"""

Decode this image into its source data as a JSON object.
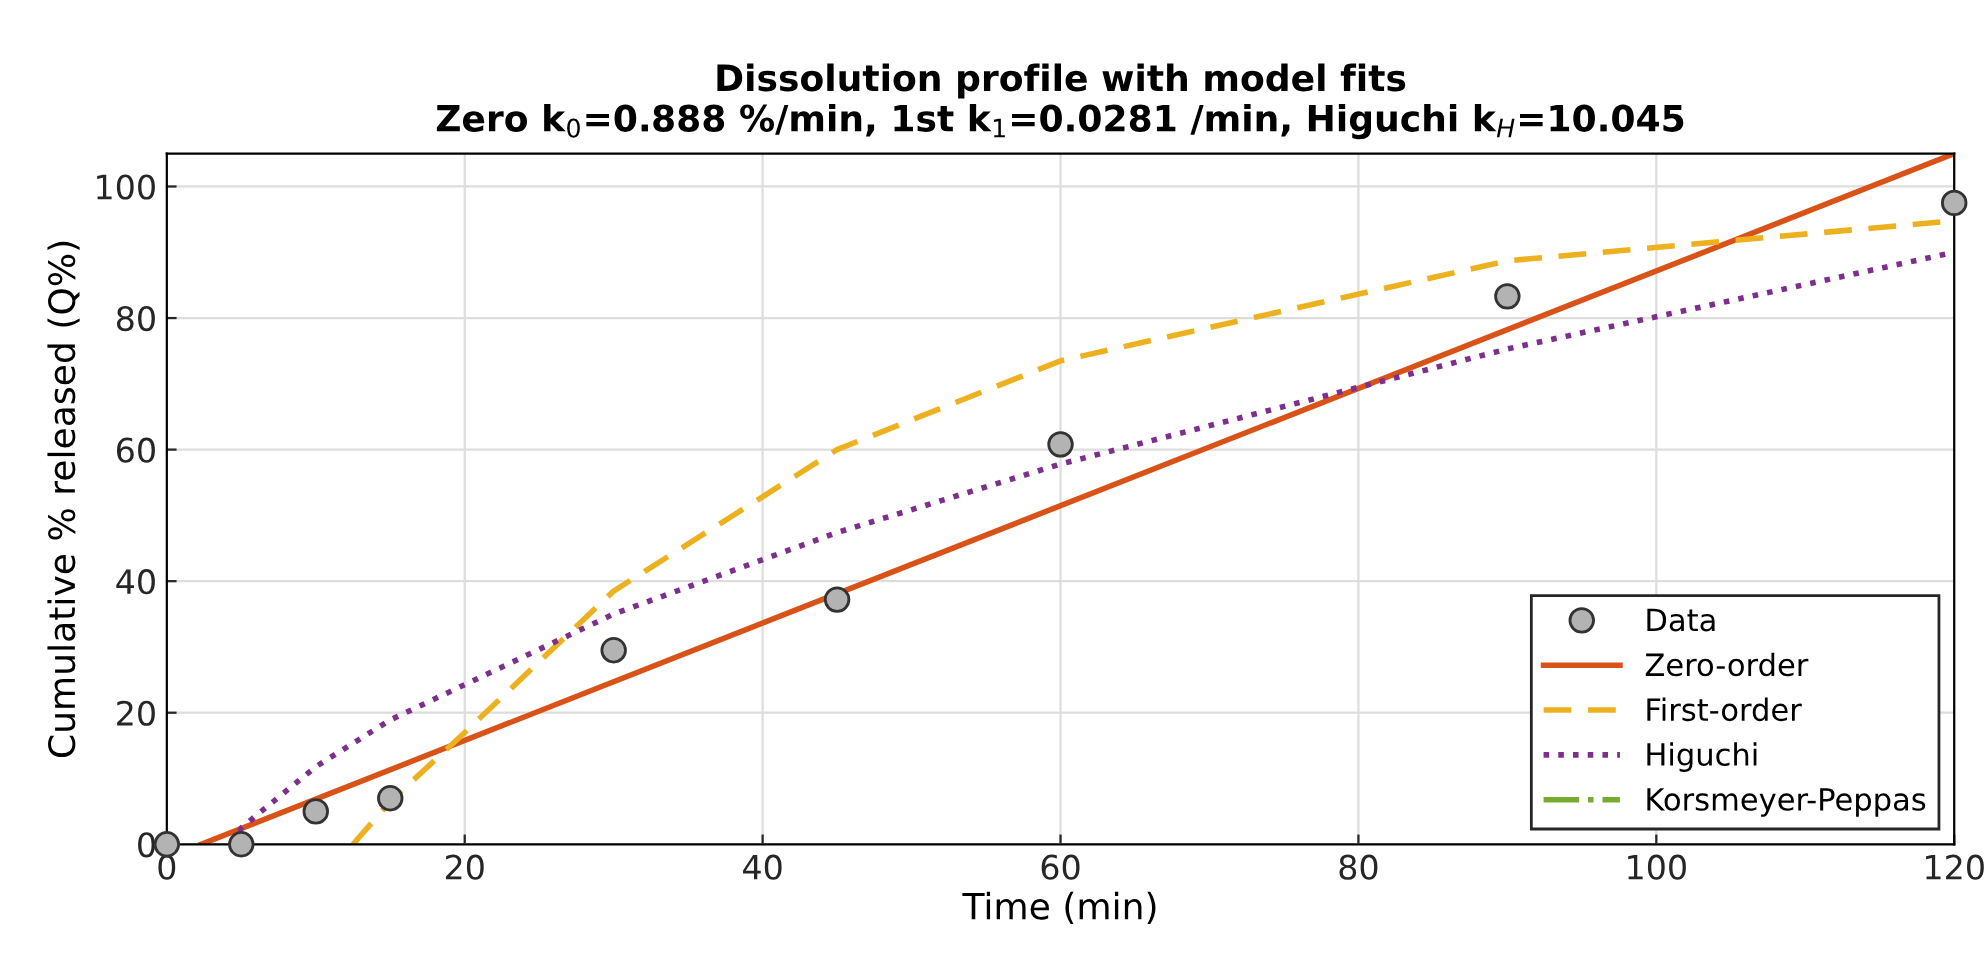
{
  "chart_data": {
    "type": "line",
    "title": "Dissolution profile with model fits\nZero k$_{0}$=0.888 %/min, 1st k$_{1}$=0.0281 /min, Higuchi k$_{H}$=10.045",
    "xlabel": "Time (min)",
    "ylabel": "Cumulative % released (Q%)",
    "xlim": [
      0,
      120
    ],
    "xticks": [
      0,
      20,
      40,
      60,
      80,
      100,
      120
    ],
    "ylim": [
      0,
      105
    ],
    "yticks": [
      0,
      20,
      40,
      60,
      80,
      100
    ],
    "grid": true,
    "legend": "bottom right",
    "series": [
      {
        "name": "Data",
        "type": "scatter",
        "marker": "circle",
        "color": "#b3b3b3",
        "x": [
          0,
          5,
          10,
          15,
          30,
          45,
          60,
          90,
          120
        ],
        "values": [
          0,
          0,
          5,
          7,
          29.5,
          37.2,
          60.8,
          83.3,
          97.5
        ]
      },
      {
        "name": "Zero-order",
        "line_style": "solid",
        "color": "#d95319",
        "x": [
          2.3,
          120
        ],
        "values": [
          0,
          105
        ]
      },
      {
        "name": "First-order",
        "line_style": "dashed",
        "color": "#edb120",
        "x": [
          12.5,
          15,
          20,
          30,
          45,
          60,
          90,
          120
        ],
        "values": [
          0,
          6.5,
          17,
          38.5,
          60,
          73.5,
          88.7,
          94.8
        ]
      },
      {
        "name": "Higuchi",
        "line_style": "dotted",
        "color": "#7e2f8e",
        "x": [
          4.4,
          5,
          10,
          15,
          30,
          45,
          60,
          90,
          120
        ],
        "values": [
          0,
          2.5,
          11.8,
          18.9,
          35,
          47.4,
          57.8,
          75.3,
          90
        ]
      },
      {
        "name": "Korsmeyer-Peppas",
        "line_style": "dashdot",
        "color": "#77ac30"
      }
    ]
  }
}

"""

__AIM OF THE EXERCISE__
Copy out every line from the data above that has "Higuchi" in it.

__FULL ANSWER__
    "title": "Dissolution profile with model fits\nZero k$_{0}$=0.888 %/min, 1st k$_{1}$=0.0281 /min, Higuchi k$_{H}$=10.045",
        "name": "Higuchi",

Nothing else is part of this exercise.